§ PROBLEM TO SOLVE
What you return should match every record exactly, with the images removed.

Extracts from a graphics dataset:

──────

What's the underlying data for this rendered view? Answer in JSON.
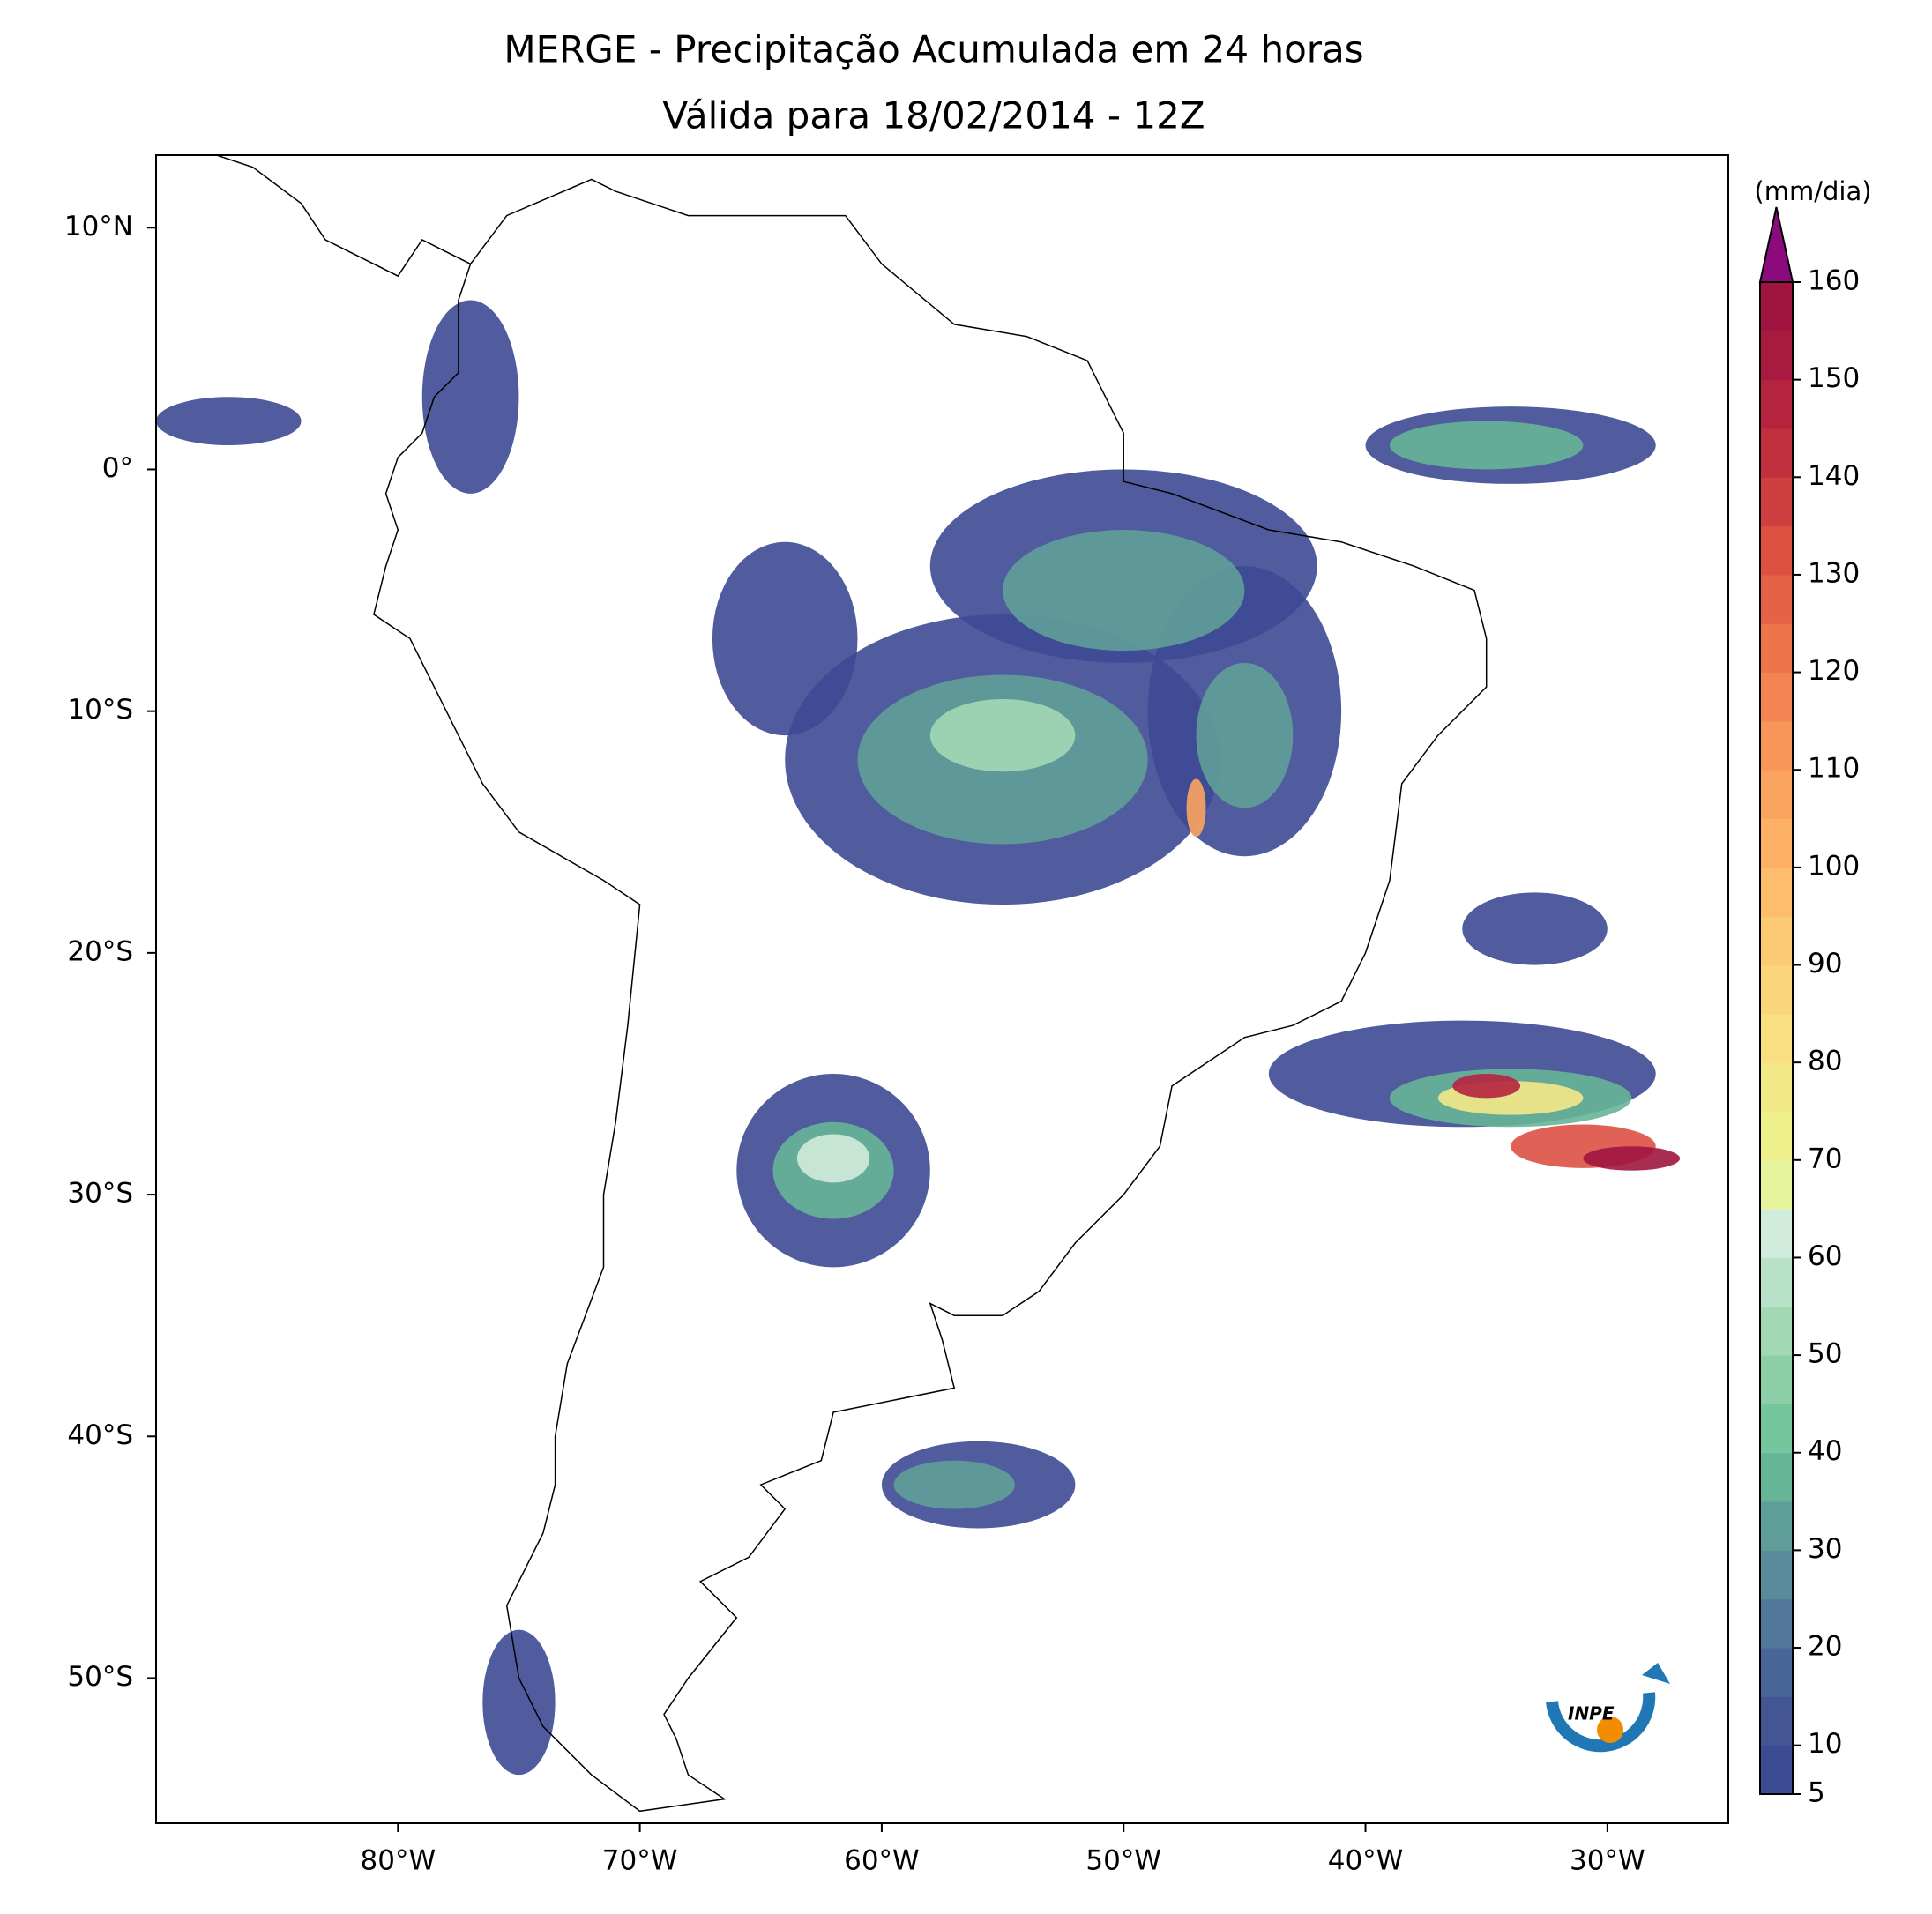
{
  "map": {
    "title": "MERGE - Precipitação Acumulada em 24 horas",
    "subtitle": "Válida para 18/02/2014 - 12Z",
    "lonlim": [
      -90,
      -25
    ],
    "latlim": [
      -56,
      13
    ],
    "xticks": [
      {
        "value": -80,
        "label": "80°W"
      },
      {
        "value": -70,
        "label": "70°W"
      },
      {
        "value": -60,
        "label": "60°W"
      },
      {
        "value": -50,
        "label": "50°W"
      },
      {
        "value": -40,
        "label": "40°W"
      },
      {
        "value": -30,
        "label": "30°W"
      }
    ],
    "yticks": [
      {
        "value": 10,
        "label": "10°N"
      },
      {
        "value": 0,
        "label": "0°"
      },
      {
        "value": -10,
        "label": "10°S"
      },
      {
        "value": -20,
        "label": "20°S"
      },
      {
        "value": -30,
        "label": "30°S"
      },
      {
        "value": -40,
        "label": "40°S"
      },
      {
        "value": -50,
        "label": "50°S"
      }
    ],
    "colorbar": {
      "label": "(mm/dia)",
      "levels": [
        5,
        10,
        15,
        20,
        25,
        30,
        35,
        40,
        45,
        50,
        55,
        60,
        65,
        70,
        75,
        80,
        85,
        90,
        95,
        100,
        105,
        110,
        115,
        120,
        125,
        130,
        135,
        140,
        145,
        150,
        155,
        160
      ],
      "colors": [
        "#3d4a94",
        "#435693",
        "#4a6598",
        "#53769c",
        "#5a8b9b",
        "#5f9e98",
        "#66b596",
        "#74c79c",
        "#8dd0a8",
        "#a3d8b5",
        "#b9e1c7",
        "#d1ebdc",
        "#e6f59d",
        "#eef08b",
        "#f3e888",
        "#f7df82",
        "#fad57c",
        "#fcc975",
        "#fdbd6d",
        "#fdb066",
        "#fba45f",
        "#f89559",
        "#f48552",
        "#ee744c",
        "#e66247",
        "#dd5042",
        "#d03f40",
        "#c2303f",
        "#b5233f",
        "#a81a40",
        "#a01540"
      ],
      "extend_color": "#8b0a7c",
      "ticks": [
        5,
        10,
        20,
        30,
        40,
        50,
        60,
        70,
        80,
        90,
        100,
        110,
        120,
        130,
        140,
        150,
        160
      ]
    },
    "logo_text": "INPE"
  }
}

──────

§ EXERCISE OUTPUT
What's the underlying data for this rendered view? Answer in JSON.
{
  "map": {
    "title": "MERGE - Precipitação Acumulada em 24 horas",
    "subtitle": "Válida para 18/02/2014 - 12Z",
    "lonlim": [
      -90,
      -25
    ],
    "latlim": [
      -56,
      13
    ],
    "xticks": [
      {
        "value": -80,
        "label": "80°W"
      },
      {
        "value": -70,
        "label": "70°W"
      },
      {
        "value": -60,
        "label": "60°W"
      },
      {
        "value": -50,
        "label": "50°W"
      },
      {
        "value": -40,
        "label": "40°W"
      },
      {
        "value": -30,
        "label": "30°W"
      }
    ],
    "yticks": [
      {
        "value": 10,
        "label": "10°N"
      },
      {
        "value": 0,
        "label": "0°"
      },
      {
        "value": -10,
        "label": "10°S"
      },
      {
        "value": -20,
        "label": "20°S"
      },
      {
        "value": -30,
        "label": "30°S"
      },
      {
        "value": -40,
        "label": "40°S"
      },
      {
        "value": -50,
        "label": "50°S"
      }
    ],
    "colorbar": {
      "label": "(mm/dia)",
      "levels": [
        5,
        10,
        15,
        20,
        25,
        30,
        35,
        40,
        45,
        50,
        55,
        60,
        65,
        70,
        75,
        80,
        85,
        90,
        95,
        100,
        105,
        110,
        115,
        120,
        125,
        130,
        135,
        140,
        145,
        150,
        155,
        160
      ],
      "colors": [
        "#3d4a94",
        "#435693",
        "#4a6598",
        "#53769c",
        "#5a8b9b",
        "#5f9e98",
        "#66b596",
        "#74c79c",
        "#8dd0a8",
        "#a3d8b5",
        "#b9e1c7",
        "#d1ebdc",
        "#e6f59d",
        "#eef08b",
        "#f3e888",
        "#f7df82",
        "#fad57c",
        "#fcc975",
        "#fdbd6d",
        "#fdb066",
        "#fba45f",
        "#f89559",
        "#f48552",
        "#ee744c",
        "#e66247",
        "#dd5042",
        "#d03f40",
        "#c2303f",
        "#b5233f",
        "#a81a40",
        "#a01540"
      ],
      "extend_color": "#8b0a7c",
      "ticks": [
        5,
        10,
        20,
        30,
        40,
        50,
        60,
        70,
        80,
        90,
        100,
        110,
        120,
        130,
        140,
        150,
        160
      ]
    },
    "logo_text": "INPE"
  }
}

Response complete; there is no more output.